(TASK): Track down every line below that holds "color" and copy it.
◇ ◇ ◇ ◇ ◇ ◇ ◇
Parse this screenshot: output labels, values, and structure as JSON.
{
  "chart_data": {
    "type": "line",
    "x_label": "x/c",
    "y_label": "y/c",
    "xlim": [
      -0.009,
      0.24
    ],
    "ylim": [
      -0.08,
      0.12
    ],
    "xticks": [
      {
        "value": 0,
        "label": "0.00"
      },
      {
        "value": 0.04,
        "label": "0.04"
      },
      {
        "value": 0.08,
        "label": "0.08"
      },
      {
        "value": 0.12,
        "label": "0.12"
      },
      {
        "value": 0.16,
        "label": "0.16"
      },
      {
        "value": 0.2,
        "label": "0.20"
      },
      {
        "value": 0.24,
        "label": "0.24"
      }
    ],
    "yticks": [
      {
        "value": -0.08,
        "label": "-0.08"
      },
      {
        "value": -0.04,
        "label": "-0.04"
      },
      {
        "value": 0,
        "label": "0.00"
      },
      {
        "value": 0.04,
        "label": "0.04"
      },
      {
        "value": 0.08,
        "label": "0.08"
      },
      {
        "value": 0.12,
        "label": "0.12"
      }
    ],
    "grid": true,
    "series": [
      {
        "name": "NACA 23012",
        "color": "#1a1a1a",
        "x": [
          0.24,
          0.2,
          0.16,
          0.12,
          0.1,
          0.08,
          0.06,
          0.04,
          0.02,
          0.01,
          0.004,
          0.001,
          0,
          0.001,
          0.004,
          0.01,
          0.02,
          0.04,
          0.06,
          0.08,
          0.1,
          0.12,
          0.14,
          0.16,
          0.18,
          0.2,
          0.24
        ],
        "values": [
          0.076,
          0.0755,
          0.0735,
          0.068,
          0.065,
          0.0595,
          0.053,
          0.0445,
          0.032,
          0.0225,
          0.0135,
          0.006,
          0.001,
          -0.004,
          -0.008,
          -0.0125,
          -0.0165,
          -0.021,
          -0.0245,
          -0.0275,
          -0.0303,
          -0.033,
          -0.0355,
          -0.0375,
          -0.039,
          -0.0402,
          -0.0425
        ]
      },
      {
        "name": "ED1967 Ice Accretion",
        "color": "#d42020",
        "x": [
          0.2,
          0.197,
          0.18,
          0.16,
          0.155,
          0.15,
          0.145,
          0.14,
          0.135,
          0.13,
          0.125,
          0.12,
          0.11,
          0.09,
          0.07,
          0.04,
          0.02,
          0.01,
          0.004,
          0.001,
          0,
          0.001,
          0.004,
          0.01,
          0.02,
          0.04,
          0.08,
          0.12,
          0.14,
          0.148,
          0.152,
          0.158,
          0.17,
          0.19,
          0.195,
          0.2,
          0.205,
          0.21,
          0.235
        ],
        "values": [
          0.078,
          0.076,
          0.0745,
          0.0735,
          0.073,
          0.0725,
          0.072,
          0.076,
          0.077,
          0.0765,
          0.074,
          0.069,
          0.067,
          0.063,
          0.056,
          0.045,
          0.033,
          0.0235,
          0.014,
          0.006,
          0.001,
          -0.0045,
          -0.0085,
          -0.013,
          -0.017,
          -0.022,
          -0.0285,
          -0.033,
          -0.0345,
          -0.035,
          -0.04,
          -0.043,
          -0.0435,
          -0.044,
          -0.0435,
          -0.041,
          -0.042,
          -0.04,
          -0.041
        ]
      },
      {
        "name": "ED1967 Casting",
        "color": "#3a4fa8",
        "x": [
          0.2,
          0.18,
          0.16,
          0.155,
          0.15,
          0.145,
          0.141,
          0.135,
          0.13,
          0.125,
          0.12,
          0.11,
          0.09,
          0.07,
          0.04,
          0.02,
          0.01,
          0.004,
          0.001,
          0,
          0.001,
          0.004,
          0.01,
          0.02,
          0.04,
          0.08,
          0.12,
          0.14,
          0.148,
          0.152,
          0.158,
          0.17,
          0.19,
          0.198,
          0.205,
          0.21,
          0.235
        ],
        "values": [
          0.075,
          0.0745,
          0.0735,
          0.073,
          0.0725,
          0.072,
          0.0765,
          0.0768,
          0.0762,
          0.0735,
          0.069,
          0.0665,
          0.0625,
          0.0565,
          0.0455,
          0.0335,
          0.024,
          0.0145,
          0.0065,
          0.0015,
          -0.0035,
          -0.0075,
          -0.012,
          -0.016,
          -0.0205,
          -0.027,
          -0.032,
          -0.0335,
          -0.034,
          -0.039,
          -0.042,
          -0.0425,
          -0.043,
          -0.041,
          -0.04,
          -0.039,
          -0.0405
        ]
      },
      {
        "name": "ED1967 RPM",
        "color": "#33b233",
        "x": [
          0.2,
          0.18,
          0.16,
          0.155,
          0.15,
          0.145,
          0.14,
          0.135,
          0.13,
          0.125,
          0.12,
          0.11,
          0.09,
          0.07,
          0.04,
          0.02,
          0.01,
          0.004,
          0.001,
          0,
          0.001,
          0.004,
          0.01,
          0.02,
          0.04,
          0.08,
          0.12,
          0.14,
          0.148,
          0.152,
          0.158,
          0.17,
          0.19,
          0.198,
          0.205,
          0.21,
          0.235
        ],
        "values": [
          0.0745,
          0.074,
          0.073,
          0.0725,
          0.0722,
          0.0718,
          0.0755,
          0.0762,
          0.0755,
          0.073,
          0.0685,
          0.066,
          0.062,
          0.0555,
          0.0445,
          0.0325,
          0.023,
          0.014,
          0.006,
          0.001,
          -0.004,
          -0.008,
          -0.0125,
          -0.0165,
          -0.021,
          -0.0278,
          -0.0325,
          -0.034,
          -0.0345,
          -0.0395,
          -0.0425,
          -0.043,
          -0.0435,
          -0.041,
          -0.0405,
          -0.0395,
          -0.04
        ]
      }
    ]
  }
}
◇ ◇ ◇ ◇ ◇ ◇ ◇
(SOLVED EXERCISE):
        "color": "#1a1a1a",
        "color": "#d42020",
        "color": "#3a4fa8",
        "color": "#33b233",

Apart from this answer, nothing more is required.